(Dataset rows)

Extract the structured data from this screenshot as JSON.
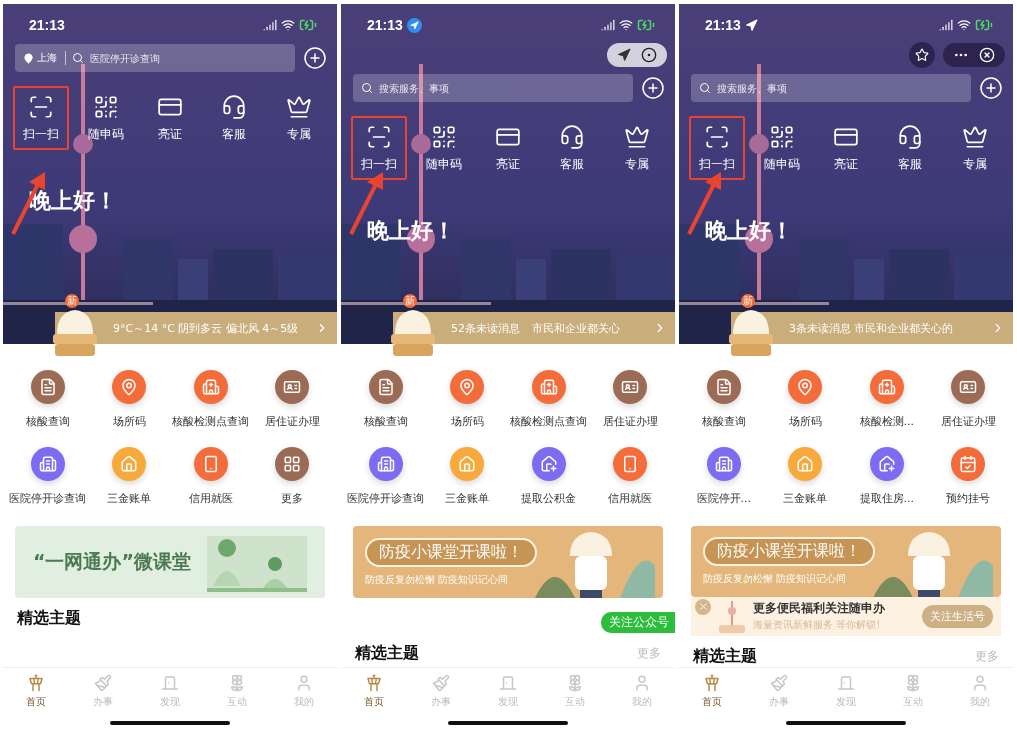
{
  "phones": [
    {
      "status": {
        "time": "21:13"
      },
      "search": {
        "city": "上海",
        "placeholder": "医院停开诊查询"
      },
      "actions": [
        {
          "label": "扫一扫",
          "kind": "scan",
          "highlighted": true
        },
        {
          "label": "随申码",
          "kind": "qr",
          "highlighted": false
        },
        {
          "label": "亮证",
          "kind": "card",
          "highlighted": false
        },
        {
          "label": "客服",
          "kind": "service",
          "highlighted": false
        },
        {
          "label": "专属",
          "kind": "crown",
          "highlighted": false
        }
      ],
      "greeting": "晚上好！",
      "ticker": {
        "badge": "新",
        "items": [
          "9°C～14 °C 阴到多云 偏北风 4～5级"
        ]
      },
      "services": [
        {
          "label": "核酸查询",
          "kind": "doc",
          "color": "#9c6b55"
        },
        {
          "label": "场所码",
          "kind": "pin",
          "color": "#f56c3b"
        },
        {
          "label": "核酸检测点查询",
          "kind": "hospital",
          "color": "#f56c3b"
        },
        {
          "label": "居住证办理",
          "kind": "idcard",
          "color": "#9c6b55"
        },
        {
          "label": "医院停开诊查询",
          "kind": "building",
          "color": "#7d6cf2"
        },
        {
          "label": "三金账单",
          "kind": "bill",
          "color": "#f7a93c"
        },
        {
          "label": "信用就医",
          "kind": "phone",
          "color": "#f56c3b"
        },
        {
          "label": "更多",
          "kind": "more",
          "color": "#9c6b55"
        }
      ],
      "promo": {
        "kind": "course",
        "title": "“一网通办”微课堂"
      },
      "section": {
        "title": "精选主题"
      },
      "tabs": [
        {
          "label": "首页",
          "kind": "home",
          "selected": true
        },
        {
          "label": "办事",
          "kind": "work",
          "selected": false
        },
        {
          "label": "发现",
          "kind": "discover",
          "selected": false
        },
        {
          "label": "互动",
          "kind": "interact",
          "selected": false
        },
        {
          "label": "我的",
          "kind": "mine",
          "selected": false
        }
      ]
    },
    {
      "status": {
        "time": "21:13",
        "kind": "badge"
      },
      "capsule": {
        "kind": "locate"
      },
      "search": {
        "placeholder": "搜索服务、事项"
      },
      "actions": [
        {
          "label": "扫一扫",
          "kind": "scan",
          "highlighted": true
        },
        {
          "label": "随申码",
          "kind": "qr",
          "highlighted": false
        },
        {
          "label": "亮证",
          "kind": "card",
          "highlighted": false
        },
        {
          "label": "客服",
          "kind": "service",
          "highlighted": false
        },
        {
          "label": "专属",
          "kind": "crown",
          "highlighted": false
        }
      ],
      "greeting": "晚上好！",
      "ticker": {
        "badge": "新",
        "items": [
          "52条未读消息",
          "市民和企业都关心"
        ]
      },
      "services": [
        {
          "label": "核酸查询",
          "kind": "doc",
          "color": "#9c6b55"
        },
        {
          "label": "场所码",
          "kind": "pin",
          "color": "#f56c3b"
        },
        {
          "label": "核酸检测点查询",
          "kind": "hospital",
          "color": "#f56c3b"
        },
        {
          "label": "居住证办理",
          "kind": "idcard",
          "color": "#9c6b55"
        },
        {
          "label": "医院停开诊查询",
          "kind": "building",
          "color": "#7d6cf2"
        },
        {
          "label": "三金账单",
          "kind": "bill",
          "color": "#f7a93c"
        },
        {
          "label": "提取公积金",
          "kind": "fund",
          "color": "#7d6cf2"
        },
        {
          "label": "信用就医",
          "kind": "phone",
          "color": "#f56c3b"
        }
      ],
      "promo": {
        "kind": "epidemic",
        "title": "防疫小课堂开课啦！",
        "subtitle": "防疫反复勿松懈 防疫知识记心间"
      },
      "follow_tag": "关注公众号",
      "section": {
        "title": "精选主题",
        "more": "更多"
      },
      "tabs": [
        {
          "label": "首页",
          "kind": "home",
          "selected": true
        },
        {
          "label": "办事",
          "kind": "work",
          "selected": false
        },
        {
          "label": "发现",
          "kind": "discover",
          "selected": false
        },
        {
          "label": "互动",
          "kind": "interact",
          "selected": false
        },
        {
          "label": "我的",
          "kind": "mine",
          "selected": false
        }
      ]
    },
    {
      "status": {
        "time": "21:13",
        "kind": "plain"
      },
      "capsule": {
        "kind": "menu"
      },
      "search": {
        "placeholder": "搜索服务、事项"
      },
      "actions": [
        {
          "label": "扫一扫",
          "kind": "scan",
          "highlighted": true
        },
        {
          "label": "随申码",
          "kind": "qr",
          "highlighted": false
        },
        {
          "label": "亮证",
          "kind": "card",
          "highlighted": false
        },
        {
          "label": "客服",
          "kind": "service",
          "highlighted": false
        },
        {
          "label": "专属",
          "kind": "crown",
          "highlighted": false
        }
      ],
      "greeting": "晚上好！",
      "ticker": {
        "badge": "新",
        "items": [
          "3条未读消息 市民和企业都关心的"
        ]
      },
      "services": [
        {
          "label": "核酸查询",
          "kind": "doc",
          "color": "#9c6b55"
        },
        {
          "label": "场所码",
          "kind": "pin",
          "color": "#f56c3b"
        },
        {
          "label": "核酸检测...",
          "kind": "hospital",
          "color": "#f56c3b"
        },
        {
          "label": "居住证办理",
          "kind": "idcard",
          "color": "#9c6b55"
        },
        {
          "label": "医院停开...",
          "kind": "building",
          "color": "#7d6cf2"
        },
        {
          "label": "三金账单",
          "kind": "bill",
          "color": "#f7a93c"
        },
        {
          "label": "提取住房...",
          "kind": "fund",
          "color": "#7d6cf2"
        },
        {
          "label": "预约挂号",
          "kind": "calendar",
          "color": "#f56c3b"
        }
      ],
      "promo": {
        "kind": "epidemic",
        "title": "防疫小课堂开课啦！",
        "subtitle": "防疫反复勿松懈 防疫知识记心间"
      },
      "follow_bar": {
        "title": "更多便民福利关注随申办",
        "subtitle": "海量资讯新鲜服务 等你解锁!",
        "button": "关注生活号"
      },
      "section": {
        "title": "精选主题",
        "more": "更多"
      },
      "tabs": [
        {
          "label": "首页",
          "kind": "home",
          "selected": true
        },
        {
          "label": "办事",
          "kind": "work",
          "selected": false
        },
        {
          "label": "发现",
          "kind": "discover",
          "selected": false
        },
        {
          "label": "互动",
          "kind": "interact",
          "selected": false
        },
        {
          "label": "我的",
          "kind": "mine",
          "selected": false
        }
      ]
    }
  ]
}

---

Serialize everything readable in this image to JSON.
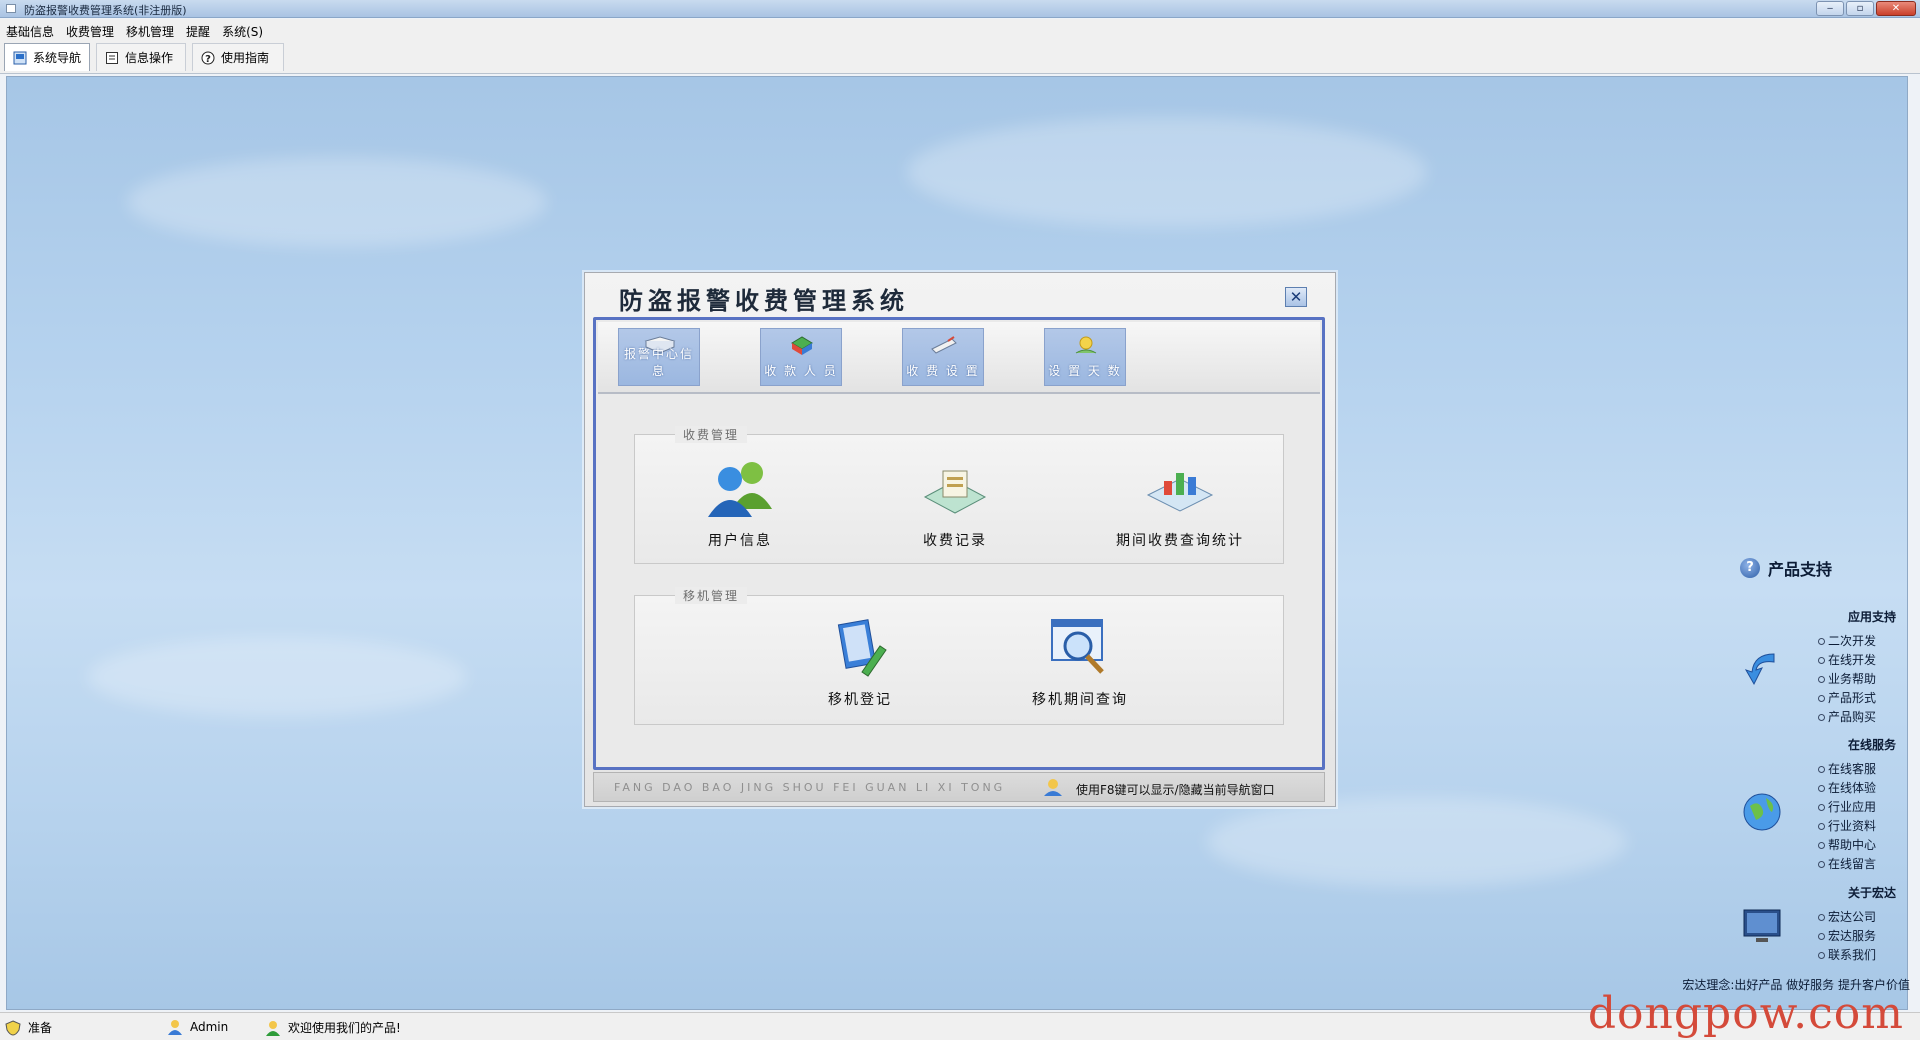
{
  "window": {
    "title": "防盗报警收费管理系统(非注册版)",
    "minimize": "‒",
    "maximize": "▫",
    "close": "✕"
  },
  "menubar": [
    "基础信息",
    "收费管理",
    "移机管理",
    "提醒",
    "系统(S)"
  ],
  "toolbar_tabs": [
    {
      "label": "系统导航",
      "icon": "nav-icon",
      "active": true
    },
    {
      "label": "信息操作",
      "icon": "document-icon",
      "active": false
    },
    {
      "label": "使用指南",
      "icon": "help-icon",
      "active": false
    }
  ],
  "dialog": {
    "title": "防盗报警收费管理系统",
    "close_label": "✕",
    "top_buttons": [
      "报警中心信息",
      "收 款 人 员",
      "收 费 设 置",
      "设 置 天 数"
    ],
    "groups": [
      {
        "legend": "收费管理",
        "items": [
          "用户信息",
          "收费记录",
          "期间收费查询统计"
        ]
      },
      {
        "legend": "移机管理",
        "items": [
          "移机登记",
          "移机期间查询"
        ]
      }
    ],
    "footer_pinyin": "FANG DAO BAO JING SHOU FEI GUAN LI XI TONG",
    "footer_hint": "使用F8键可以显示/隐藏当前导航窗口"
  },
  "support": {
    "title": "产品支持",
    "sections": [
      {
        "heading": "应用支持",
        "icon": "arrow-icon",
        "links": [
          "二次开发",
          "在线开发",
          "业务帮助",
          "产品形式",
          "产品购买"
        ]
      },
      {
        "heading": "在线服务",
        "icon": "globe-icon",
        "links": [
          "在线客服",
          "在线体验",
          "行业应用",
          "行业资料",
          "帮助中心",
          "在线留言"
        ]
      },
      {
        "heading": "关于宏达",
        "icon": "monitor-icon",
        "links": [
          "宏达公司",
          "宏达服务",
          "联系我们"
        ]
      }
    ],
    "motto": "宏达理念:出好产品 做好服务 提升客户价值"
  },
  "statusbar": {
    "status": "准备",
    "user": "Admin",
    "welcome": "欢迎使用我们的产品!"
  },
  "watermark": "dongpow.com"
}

==

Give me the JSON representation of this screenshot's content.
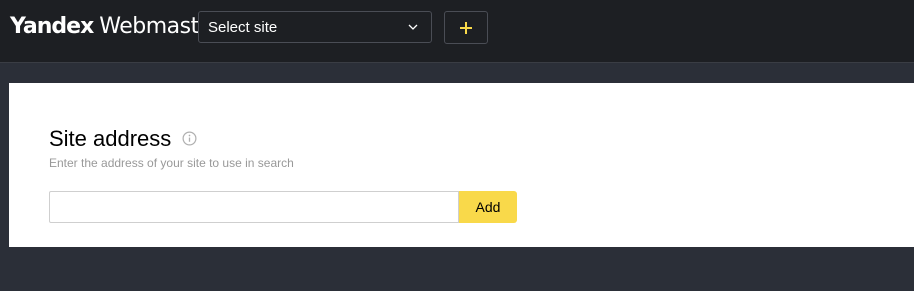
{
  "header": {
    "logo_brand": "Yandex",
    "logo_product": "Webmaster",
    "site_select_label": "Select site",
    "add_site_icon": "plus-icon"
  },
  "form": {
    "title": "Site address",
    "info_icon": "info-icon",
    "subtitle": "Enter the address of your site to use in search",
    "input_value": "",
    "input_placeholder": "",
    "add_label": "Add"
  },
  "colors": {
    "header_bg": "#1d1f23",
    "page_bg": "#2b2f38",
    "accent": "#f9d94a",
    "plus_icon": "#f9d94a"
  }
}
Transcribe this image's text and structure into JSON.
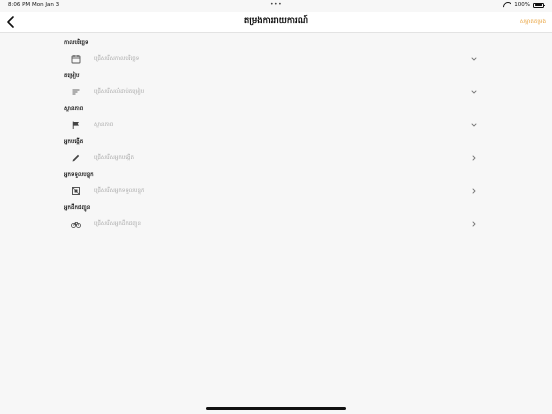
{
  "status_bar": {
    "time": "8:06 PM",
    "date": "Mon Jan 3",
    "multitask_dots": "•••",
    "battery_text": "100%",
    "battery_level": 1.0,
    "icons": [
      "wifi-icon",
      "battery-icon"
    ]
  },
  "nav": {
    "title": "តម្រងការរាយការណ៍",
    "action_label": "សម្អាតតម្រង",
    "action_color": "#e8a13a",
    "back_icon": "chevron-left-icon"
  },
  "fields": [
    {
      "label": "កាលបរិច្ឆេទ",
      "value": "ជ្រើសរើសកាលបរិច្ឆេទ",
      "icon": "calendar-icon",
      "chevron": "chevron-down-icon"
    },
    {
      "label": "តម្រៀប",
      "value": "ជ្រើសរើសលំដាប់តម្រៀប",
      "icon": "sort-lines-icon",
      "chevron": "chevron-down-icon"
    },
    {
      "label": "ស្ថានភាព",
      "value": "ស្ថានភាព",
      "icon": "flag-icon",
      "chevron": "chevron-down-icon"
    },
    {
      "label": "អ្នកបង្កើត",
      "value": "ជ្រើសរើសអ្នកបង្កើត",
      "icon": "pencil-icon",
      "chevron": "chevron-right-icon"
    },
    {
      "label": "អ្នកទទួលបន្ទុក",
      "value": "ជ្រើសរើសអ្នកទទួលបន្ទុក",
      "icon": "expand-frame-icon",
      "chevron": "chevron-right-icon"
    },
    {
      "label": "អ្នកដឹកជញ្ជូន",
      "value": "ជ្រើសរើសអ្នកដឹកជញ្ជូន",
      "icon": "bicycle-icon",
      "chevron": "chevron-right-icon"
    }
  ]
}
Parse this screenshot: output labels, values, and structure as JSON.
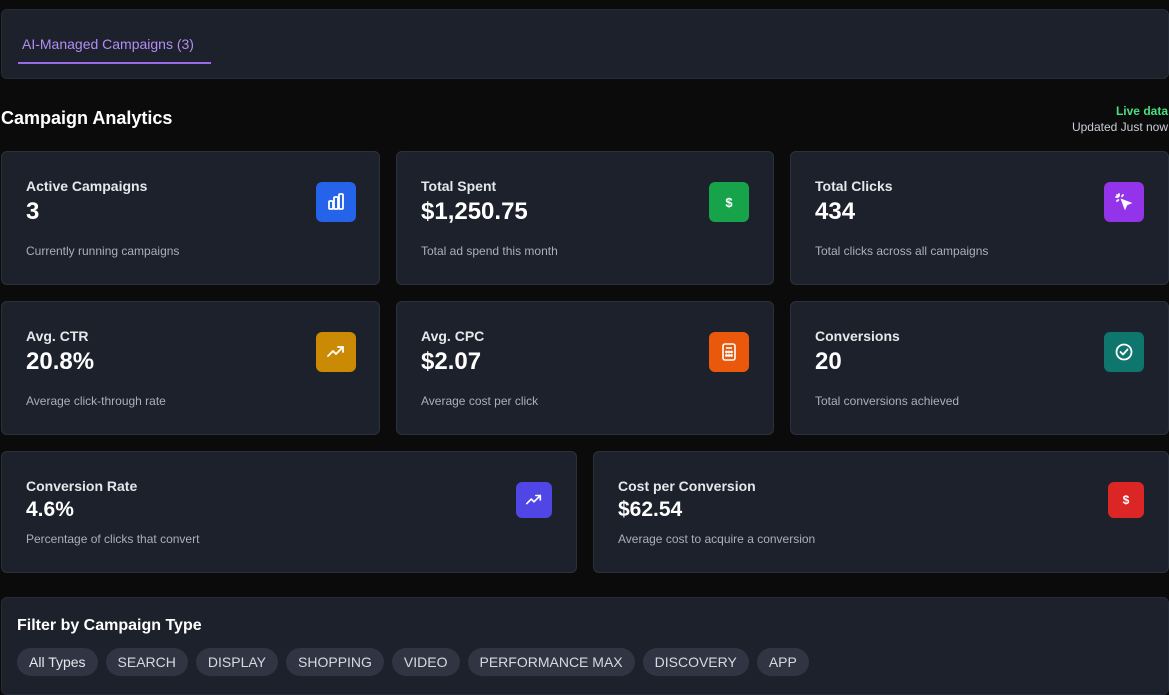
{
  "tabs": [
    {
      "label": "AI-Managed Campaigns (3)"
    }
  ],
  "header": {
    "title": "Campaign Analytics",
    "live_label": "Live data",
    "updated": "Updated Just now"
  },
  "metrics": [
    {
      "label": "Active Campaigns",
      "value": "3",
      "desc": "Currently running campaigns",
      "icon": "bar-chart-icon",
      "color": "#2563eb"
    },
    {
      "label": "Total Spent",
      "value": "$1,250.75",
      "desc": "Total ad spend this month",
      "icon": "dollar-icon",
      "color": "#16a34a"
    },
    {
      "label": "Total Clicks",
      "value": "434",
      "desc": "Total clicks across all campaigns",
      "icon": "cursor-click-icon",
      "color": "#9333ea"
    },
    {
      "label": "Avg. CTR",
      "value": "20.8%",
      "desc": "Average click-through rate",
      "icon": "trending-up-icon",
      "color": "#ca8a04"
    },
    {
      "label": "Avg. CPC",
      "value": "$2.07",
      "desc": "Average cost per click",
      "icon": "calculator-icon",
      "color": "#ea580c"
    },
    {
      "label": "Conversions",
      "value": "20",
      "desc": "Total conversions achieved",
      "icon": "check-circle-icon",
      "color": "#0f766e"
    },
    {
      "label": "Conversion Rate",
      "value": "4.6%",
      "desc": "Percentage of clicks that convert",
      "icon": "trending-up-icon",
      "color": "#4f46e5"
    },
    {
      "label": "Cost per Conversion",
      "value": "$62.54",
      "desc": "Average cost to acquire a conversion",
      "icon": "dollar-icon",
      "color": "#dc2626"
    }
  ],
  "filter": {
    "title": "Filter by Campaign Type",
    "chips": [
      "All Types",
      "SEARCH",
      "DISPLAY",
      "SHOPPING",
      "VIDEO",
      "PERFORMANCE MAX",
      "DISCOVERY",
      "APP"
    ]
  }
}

__REQUIRED WORK__
Only a number is wanted: how many lines contain the word "this"?

__FULL SOLUTION__
6